BEGIN LISTED RECORDS

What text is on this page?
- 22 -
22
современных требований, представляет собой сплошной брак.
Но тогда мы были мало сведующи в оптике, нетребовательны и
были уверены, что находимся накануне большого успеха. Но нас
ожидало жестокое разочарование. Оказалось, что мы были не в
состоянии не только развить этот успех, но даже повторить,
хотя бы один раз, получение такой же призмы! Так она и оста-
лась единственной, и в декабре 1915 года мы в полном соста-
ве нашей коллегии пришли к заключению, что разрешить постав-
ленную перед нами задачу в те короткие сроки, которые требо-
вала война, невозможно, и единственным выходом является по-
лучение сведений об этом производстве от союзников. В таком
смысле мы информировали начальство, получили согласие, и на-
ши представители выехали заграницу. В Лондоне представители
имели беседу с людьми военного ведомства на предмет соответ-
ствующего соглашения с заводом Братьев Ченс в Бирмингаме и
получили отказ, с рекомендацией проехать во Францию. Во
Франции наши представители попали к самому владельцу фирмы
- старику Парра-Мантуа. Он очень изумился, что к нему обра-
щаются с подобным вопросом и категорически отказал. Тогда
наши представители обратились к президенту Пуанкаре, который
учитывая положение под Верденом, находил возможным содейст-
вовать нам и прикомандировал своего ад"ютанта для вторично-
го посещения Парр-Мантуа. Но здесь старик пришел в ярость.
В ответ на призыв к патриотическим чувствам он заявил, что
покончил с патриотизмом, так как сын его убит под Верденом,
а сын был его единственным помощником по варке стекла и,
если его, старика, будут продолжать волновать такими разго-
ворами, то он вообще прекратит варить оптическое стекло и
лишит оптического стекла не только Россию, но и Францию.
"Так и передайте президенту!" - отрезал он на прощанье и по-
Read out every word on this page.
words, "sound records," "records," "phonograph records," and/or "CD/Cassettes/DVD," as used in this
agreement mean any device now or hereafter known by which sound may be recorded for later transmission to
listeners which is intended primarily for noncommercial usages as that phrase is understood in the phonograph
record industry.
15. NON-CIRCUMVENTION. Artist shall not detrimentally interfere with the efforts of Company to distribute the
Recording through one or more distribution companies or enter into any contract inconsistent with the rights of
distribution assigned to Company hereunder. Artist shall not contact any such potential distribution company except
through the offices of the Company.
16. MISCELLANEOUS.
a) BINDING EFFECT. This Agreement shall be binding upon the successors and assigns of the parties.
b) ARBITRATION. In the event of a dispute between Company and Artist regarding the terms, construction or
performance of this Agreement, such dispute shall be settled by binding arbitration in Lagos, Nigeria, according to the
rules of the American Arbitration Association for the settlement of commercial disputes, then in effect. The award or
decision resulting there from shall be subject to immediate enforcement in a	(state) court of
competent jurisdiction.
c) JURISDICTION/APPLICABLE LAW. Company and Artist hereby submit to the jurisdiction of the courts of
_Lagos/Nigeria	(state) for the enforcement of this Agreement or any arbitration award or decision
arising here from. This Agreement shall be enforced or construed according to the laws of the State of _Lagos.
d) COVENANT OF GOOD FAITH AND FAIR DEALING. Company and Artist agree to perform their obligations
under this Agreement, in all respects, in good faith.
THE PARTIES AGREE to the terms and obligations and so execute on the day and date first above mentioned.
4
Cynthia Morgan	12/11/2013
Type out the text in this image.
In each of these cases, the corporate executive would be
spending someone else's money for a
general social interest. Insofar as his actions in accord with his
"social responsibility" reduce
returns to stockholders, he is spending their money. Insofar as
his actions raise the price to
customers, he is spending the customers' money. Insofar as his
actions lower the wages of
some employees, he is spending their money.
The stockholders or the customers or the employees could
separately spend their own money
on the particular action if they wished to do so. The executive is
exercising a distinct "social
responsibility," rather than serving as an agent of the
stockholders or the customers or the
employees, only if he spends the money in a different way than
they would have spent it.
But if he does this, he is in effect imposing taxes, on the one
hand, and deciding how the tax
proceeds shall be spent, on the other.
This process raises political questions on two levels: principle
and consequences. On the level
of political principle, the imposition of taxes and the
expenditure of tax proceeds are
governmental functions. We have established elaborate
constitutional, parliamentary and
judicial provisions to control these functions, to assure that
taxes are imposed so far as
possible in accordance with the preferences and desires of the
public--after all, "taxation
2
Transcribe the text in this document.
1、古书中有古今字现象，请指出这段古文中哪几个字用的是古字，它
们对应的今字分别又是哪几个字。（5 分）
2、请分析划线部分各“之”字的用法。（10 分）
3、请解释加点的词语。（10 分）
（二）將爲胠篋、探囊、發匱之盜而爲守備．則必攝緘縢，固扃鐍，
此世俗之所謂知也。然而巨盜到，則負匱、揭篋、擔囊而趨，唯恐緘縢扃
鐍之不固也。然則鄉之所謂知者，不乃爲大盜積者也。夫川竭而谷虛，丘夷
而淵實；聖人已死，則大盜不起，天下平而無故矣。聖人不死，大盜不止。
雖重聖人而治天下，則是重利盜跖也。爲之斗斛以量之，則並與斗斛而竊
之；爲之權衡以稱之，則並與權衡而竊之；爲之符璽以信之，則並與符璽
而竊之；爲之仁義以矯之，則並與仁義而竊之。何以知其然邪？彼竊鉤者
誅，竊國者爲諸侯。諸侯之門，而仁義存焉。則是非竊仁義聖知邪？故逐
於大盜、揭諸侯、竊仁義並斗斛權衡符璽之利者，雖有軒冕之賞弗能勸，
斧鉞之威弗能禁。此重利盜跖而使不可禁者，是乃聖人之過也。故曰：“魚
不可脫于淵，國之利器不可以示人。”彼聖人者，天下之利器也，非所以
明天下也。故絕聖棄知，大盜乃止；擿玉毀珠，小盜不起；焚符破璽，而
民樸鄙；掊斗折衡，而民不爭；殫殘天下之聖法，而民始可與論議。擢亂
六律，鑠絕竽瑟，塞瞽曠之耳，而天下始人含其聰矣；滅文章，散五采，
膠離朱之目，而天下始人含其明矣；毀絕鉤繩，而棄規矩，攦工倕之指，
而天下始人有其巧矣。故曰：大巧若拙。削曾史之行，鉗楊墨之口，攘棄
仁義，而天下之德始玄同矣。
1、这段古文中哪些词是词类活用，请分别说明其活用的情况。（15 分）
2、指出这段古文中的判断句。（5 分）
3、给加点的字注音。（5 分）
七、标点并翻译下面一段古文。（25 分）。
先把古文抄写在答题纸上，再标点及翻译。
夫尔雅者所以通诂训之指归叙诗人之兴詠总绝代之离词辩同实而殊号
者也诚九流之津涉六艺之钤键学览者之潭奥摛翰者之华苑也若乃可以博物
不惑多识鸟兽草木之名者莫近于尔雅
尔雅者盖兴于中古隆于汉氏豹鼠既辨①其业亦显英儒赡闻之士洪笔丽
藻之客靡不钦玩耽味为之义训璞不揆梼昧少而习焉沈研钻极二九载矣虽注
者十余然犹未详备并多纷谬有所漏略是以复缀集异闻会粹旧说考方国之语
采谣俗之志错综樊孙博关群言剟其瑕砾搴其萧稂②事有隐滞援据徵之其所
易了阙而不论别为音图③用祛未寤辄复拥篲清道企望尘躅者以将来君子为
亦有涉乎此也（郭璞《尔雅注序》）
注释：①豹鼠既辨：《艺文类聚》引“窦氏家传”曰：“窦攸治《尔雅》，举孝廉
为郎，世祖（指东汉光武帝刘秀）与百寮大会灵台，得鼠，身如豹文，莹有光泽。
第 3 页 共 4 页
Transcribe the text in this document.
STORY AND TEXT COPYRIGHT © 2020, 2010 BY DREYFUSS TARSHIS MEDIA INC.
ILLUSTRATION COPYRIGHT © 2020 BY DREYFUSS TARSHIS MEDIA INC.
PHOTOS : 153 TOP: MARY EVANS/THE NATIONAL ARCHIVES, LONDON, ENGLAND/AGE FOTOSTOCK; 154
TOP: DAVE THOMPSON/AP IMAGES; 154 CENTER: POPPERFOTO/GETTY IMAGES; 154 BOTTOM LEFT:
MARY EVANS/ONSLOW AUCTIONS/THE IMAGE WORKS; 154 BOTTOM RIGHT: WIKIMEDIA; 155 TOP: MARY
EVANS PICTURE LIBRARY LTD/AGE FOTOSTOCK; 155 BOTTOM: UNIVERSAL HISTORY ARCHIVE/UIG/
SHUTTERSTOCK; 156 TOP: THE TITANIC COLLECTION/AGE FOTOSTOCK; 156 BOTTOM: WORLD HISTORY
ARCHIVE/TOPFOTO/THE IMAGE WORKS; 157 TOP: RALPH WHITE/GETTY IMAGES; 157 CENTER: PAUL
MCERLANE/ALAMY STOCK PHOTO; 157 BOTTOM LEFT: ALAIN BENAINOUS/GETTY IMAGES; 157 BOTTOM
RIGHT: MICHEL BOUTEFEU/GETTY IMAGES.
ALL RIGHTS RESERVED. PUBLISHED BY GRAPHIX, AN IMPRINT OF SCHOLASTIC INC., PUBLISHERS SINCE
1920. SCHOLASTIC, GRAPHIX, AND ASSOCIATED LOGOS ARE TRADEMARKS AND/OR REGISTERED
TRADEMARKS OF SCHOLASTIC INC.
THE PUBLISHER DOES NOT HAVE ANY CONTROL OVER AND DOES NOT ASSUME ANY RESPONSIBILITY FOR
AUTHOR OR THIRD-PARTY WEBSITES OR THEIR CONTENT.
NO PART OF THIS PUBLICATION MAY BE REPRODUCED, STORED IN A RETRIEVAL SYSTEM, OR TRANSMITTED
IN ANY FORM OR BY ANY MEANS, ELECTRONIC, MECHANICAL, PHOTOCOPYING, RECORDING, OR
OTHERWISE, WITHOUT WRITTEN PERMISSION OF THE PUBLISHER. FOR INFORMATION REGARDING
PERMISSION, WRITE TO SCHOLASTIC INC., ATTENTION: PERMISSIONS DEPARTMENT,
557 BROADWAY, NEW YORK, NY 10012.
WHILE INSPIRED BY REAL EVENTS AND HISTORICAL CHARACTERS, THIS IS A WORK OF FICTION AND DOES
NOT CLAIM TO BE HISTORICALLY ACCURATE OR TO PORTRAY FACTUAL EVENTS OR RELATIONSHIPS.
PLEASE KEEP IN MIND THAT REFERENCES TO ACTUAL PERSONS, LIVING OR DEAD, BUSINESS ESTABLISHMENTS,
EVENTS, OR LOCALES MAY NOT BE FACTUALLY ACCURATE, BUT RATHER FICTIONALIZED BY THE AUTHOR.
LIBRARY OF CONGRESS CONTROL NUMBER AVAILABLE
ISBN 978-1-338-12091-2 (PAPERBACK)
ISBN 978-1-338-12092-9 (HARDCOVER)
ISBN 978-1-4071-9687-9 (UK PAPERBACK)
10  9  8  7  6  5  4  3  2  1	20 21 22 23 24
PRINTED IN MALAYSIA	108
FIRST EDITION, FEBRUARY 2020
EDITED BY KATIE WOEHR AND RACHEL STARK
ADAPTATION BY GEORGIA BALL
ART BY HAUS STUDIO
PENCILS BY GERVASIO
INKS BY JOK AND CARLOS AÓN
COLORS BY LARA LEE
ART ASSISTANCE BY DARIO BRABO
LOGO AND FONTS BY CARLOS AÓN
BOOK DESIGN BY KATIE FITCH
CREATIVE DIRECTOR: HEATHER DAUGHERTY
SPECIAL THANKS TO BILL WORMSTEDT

END LISTED RECORDS

WORK TO BE COMPLETED: Using the records above, copy each line that contains "customers".

RESPONSE:
customers, he is spending the customers' money. Insofar as his
The stockholders or the customers or the employees could
stockholders or the customers or the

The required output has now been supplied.